== Material shown

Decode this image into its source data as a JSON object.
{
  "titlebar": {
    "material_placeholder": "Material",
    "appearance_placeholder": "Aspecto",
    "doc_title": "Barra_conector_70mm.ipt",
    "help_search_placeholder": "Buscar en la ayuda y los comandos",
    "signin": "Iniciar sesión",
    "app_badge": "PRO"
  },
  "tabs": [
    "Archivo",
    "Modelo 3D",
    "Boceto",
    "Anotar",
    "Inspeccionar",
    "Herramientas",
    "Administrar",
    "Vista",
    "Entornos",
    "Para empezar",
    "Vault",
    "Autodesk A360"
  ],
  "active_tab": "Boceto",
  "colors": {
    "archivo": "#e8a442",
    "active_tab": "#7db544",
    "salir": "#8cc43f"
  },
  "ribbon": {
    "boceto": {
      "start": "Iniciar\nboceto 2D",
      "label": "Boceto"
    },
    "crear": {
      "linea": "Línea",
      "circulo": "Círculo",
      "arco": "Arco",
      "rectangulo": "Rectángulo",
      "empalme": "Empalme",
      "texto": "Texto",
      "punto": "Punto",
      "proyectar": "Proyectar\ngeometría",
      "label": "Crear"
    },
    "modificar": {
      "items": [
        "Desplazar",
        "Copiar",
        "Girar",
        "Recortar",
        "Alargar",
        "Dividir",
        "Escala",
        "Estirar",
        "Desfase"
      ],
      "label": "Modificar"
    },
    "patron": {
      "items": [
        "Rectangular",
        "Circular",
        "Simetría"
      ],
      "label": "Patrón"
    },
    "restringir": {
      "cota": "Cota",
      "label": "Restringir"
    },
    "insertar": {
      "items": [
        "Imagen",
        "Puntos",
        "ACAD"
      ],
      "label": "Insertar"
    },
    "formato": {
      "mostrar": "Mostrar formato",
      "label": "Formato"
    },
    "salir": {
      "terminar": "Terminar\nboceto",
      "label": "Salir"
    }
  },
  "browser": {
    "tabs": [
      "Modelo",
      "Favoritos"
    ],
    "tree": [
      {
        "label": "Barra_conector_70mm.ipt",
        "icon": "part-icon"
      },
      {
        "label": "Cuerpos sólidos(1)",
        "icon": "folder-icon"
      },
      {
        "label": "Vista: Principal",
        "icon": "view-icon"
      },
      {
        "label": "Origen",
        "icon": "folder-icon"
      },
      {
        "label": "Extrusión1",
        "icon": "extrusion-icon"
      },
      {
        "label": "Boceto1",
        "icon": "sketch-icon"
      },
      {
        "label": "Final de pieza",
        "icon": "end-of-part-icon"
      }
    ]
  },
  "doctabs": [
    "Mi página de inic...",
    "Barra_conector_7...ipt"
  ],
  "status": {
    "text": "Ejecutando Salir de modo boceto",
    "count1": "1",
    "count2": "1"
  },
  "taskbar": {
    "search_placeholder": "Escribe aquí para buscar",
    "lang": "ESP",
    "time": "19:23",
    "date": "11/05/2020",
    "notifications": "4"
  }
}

====
== Material shown

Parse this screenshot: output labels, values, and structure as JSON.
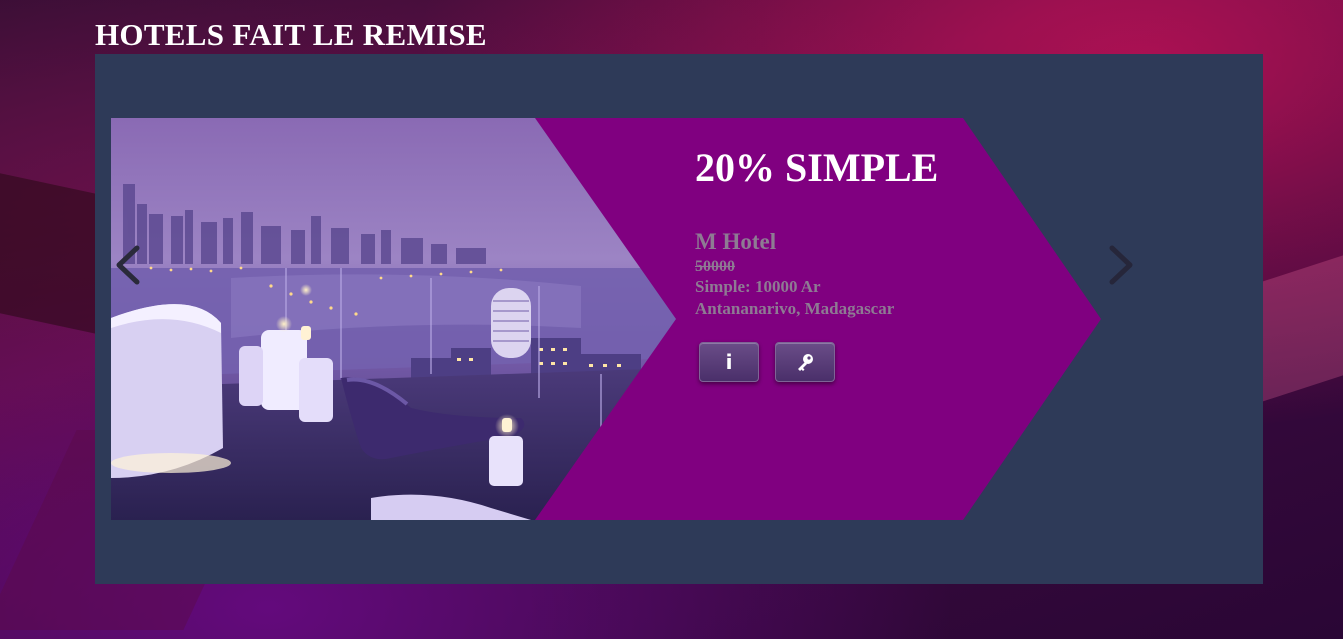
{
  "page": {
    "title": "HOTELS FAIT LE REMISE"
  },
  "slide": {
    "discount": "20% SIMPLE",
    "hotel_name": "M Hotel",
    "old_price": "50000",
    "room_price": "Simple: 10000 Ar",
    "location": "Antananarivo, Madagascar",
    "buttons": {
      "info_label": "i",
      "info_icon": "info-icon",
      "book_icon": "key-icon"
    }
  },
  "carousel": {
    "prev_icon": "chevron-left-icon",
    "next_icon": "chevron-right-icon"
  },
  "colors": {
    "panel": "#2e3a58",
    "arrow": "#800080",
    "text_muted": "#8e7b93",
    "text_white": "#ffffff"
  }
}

====
== Material shown

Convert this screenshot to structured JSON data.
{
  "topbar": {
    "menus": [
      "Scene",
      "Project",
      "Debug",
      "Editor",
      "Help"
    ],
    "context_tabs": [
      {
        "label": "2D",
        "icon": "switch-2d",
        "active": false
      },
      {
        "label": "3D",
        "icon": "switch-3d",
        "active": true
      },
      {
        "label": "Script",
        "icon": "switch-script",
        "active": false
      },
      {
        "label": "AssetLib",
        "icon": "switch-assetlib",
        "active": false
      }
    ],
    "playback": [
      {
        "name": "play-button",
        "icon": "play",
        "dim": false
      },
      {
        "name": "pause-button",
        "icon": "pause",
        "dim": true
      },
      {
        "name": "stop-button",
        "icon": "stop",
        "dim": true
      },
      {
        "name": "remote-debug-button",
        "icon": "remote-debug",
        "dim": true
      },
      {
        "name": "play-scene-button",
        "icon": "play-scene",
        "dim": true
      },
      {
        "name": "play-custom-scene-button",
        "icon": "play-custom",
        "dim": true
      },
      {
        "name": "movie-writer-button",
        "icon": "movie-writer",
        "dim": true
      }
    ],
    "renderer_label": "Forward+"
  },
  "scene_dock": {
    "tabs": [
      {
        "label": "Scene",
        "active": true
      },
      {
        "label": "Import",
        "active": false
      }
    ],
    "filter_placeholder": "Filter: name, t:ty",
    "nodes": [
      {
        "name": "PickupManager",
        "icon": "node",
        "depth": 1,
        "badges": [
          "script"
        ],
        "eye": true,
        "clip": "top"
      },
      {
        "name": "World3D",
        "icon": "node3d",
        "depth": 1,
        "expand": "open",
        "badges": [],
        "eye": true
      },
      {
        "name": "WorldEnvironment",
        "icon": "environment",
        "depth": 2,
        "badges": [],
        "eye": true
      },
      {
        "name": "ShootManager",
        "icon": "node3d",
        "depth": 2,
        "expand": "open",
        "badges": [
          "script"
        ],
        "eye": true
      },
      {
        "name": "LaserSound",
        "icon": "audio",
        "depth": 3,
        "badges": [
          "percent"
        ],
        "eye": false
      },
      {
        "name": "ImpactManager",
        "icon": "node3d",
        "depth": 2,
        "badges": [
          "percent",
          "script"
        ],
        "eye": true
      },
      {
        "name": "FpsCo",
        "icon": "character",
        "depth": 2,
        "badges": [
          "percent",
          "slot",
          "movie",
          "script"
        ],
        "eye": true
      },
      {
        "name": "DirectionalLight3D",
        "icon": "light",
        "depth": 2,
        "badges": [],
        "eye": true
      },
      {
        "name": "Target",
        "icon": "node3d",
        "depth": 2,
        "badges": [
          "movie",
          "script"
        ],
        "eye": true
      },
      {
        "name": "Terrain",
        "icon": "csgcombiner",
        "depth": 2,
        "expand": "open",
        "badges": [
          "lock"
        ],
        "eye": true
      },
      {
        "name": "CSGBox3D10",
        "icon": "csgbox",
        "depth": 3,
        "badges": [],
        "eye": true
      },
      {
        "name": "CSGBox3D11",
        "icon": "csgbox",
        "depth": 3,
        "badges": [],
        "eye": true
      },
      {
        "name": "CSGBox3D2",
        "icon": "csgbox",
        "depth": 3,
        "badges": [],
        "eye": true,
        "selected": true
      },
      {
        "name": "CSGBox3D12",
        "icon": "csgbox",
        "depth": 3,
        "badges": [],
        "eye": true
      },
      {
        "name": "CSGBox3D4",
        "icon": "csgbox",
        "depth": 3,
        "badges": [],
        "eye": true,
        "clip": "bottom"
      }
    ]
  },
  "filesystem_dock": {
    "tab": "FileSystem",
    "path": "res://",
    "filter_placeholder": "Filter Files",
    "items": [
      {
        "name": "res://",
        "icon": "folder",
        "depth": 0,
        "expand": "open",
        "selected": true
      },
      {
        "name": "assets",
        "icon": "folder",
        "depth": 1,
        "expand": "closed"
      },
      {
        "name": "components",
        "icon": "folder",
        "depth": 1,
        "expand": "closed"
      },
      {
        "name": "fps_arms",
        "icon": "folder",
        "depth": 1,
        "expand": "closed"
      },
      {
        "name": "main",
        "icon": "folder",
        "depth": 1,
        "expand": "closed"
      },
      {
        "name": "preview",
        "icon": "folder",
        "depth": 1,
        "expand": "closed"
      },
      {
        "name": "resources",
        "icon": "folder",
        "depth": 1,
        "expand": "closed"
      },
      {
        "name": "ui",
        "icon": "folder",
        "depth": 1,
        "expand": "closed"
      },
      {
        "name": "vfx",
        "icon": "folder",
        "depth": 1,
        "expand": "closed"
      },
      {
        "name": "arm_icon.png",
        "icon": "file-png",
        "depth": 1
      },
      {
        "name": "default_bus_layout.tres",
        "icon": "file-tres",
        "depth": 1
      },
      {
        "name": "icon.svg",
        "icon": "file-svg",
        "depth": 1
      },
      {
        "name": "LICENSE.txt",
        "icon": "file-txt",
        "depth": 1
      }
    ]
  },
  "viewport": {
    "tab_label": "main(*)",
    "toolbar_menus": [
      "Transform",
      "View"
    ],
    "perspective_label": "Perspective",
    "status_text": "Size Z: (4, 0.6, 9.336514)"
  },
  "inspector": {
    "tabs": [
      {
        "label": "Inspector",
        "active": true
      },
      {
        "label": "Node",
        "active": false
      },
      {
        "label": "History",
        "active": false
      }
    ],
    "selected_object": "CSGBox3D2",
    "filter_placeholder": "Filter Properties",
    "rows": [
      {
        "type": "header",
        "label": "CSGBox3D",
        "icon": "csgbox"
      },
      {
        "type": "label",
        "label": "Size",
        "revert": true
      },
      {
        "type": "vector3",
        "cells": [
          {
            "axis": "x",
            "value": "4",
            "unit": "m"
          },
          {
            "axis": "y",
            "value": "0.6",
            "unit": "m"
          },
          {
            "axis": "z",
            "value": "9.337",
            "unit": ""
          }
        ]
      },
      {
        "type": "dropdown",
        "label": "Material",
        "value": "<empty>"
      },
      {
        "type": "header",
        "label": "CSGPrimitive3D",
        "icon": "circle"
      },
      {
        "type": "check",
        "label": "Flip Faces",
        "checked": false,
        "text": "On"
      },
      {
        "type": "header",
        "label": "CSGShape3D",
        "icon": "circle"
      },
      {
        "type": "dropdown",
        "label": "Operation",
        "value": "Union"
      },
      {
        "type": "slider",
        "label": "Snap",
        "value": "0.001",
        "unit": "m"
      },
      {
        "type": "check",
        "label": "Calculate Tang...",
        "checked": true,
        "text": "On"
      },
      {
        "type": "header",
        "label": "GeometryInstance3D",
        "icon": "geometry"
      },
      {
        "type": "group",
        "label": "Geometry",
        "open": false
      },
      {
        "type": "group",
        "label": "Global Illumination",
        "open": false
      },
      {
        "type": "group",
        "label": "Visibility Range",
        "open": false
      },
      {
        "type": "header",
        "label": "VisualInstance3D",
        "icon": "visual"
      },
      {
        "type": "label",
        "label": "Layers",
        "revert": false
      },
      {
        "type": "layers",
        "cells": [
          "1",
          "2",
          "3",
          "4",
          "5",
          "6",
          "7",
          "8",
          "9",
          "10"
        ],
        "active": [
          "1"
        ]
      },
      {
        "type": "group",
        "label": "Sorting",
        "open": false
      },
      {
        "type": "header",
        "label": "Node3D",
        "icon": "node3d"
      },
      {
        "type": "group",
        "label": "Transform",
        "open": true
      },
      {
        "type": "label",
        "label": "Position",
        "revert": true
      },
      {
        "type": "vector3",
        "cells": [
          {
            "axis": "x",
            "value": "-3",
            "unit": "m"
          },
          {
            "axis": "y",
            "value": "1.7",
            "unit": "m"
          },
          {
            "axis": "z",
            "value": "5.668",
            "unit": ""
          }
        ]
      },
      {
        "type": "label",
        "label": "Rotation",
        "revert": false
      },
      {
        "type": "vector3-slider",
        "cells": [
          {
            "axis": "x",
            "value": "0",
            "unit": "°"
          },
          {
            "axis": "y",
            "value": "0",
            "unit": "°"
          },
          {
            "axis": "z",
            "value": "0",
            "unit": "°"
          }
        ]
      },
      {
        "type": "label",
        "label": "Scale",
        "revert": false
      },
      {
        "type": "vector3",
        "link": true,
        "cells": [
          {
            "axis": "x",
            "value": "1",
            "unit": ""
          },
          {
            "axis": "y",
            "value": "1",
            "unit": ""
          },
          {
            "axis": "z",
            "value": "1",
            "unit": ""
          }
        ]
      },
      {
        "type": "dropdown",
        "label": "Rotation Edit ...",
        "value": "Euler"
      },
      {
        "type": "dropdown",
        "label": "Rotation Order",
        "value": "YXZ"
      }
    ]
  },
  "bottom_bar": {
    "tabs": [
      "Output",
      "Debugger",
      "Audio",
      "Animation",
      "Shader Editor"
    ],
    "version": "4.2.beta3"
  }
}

====

→ **Directions for this task**: Return each line of the data that contains the string "tres".

→ **Finished exercise**:
        "name": "default_bus_layout.tres",
        "icon": "file-tres",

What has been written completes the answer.